▸ Exercise task: Give back the full listing verbatim, apart from its images.

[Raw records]
= = = = =

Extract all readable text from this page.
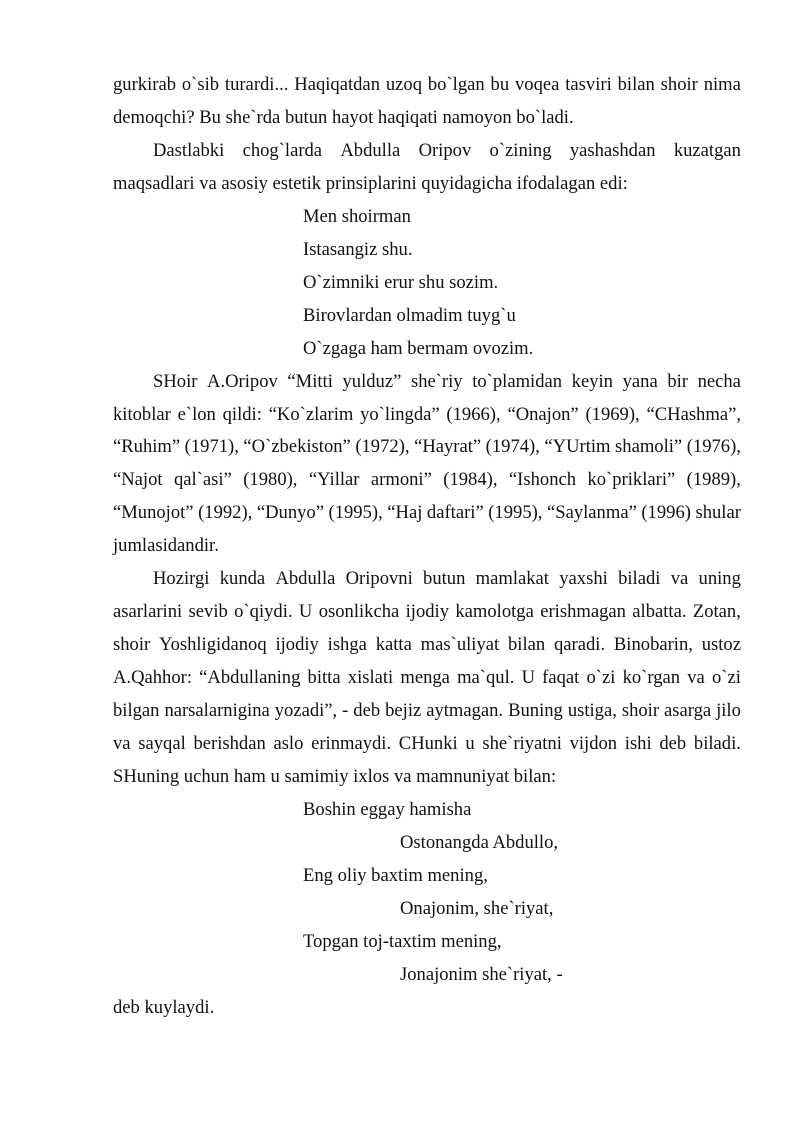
gurkirab o`sib turardi... Haqiqatdan uzoq bo`lgan bu voqea tasviri bilan shoir nima
demoqchi? Bu she`rda butun hayot haqiqati namoyon bo`ladi.
Dastlabki chog`larda Abdulla Oripov o`zining yashashdan kuzatgan
maqsadlari va asosiy estetik prinsiplarini quyidagicha ifodalagan edi:
Men shoirman
Istasangiz shu.
O`zimniki erur shu sozim.
Birovlardan olmadim tuyg`u
O`zgaga ham bermam ovozim.
SHoir A.Oripov “Mitti yulduz” she`riy to`plamidan keyin yana bir necha
kitoblar e`lon qildi: “Ko`zlarim yo`lingda” (1966), “Onajon” (1969), “CHashma”,
“Ruhim” (1971), “O`zbekiston” (1972), “Hayrat” (1974), “YUrtim shamoli” (1976),
“Najot qal`asi” (1980), “Yillar armoni” (1984), “Ishonch ko`priklari” (1989),
“Munojot” (1992), “Dunyo” (1995), “Haj daftari” (1995), “Saylanma” (1996) shular
jumlasidandir.
Hozirgi kunda Abdulla Oripovni butun mamlakat yaxshi biladi va uning
asarlarini sevib o`qiydi. U osonlikcha ijodiy kamolotga erishmagan albatta. Zotan,
shoir Yoshligidanoq ijodiy ishga katta mas`uliyat bilan qaradi. Binobarin, ustoz
A.Qahhor: “Abdullaning bitta xislati menga ma`qul. U faqat o`zi ko`rgan va o`zi
bilgan narsalarnigina yozadi”, - deb bejiz aytmagan. Buning ustiga, shoir asarga jilo
va sayqal berishdan aslo erinmaydi. CHunki u she`riyatni vijdon ishi deb biladi.
SHuning uchun ham u samimiy ixlos va mamnuniyat bilan:
Boshin eggay hamisha
Ostonangda Abdullo,
Eng oliy baxtim mening,
Onajonim, she`riyat,
Topgan toj-taxtim mening,
Jonajonim she`riyat, -
deb kuylaydi.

= = = = =

▸ Answer for the task:
Extract all readable text from this page.
gurkirab o`sib turardi... Haqiqatdan uzoq bo`lgan bu voqea tasviri bilan shoir nima
demoqchi? Bu she`rda butun hayot haqiqati namoyon bo`ladi.
Dastlabki chog`larda Abdulla Oripov o`zining yashashdan kuzatgan
maqsadlari va asosiy estetik prinsiplarini quyidagicha ifodalagan edi:
Men shoirman
Istasangiz shu.
O`zimniki erur shu sozim.
Birovlardan olmadim tuyg`u
O`zgaga ham bermam ovozim.
SHoir A.Oripov “Mitti yulduz” she`riy to`plamidan keyin yana bir necha
kitoblar e`lon qildi: “Ko`zlarim yo`lingda” (1966), “Onajon” (1969), “CHashma”,
“Ruhim” (1971), “O`zbekiston” (1972), “Hayrat” (1974), “YUrtim shamoli” (1976),
“Najot qal`asi” (1980), “Yillar armoni” (1984), “Ishonch ko`priklari” (1989),
“Munojot” (1992), “Dunyo” (1995), “Haj daftari” (1995), “Saylanma” (1996) shular
jumlasidandir.
Hozirgi kunda Abdulla Oripovni butun mamlakat yaxshi biladi va uning
asarlarini sevib o`qiydi. U osonlikcha ijodiy kamolotga erishmagan albatta. Zotan,
shoir Yoshligidanoq ijodiy ishga katta mas`uliyat bilan qaradi. Binobarin, ustoz
A.Qahhor: “Abdullaning bitta xislati menga ma`qul. U faqat o`zi ko`rgan va o`zi
bilgan narsalarnigina yozadi”, - deb bejiz aytmagan. Buning ustiga, shoir asarga jilo
va sayqal berishdan aslo erinmaydi. CHunki u she`riyatni vijdon ishi deb biladi.
SHuning uchun ham u samimiy ixlos va mamnuniyat bilan:
Boshin eggay hamisha
Ostonangda Abdullo,
Eng oliy baxtim mening,
Onajonim, she`riyat,
Topgan toj-taxtim mening,
Jonajonim she`riyat, -
deb kuylaydi.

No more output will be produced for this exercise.